## Short task
Reproduce the items word for word, from the first line through the line containing "logo-lb-emblem: LB bbox=[13, 70, 207, 195]", inclusive. Leave the pictures out.

------ Task data

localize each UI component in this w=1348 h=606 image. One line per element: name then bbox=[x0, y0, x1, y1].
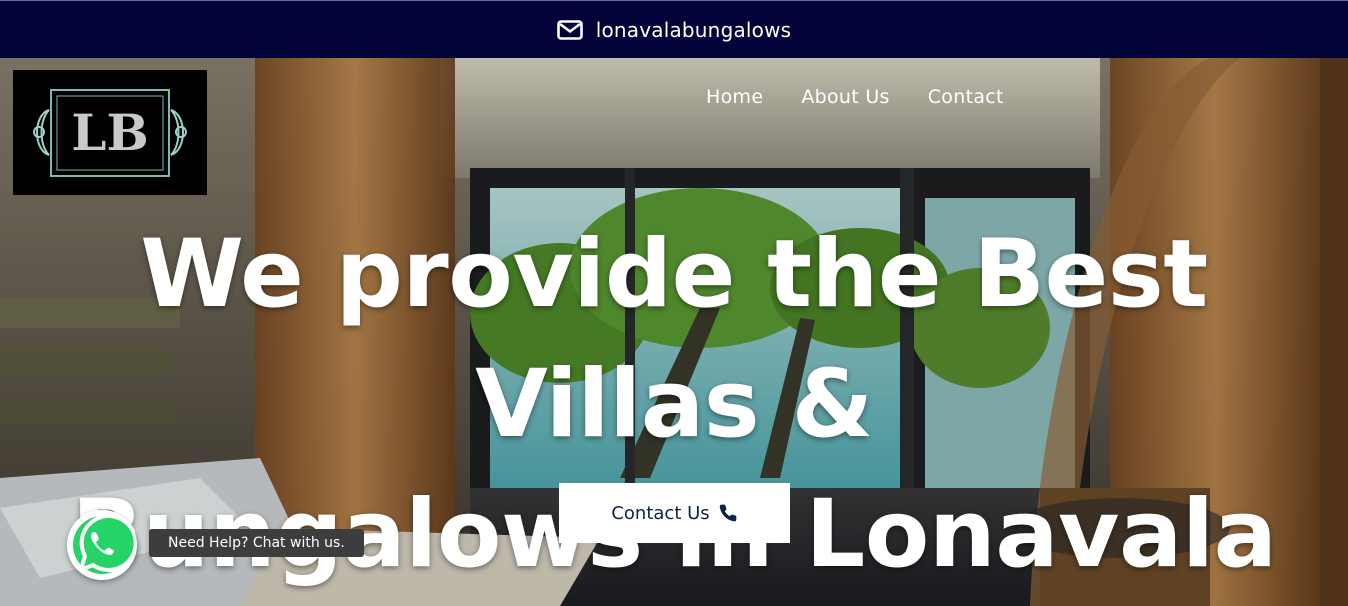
main-nav: Home About Us Contact bbox=[706, 86, 1004, 108]
headline-line-1: We provide the Best Villas & bbox=[140, 220, 1208, 459]
contact-us-button[interactable]: Contact Us bbox=[559, 483, 790, 543]
svg-text:LB: LB bbox=[71, 103, 148, 162]
whatsapp-chat-button[interactable] bbox=[67, 510, 137, 580]
top-bar: lonavalabungalows bbox=[0, 0, 1348, 58]
whatsapp-icon bbox=[73, 514, 135, 574]
site-logo[interactable]: LB bbox=[13, 70, 207, 195]
nav-contact[interactable]: Contact bbox=[928, 86, 1004, 108]
email-address[interactable]: lonavalabungalows bbox=[596, 18, 792, 42]
contact-us-label: Contact Us bbox=[611, 502, 710, 524]
envelope-icon bbox=[556, 19, 583, 40]
logo-lb-emblem: LB bbox=[13, 70, 207, 195]
nav-home[interactable]: Home bbox=[706, 86, 763, 108]
phone-icon bbox=[719, 504, 736, 522]
nav-about-us[interactable]: About Us bbox=[801, 86, 889, 108]
whatsapp-tooltip[interactable]: Need Help? Chat with us. bbox=[149, 529, 364, 557]
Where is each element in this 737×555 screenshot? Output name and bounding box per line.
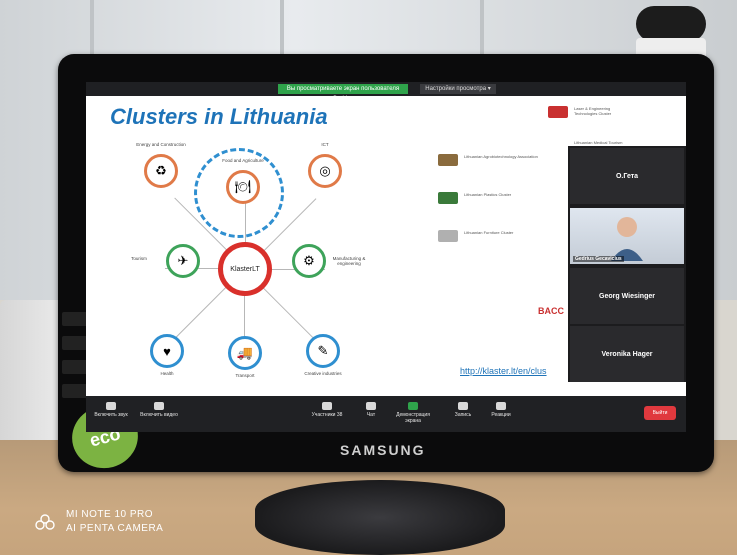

------------

## Written answer
localize each UI component in this w=1348 h=606 image. One line per element: name then bbox=[x0, y0, x1, y1].
main-nav: Home About Us Contact bbox=[706, 86, 1004, 108]
headline-line-1: We provide the Best Villas & bbox=[140, 220, 1208, 459]
contact-us-button[interactable]: Contact Us bbox=[559, 483, 790, 543]
svg-text:LB: LB bbox=[71, 103, 148, 162]
whatsapp-chat-button[interactable] bbox=[67, 510, 137, 580]
top-bar: lonavalabungalows bbox=[0, 0, 1348, 58]
whatsapp-icon bbox=[73, 514, 135, 574]
site-logo[interactable]: LB bbox=[13, 70, 207, 195]
nav-contact[interactable]: Contact bbox=[928, 86, 1004, 108]
email-address[interactable]: lonavalabungalows bbox=[596, 18, 792, 42]
contact-us-label: Contact Us bbox=[611, 502, 710, 524]
envelope-icon bbox=[556, 19, 583, 40]
logo-lb-emblem: LB bbox=[13, 70, 207, 195]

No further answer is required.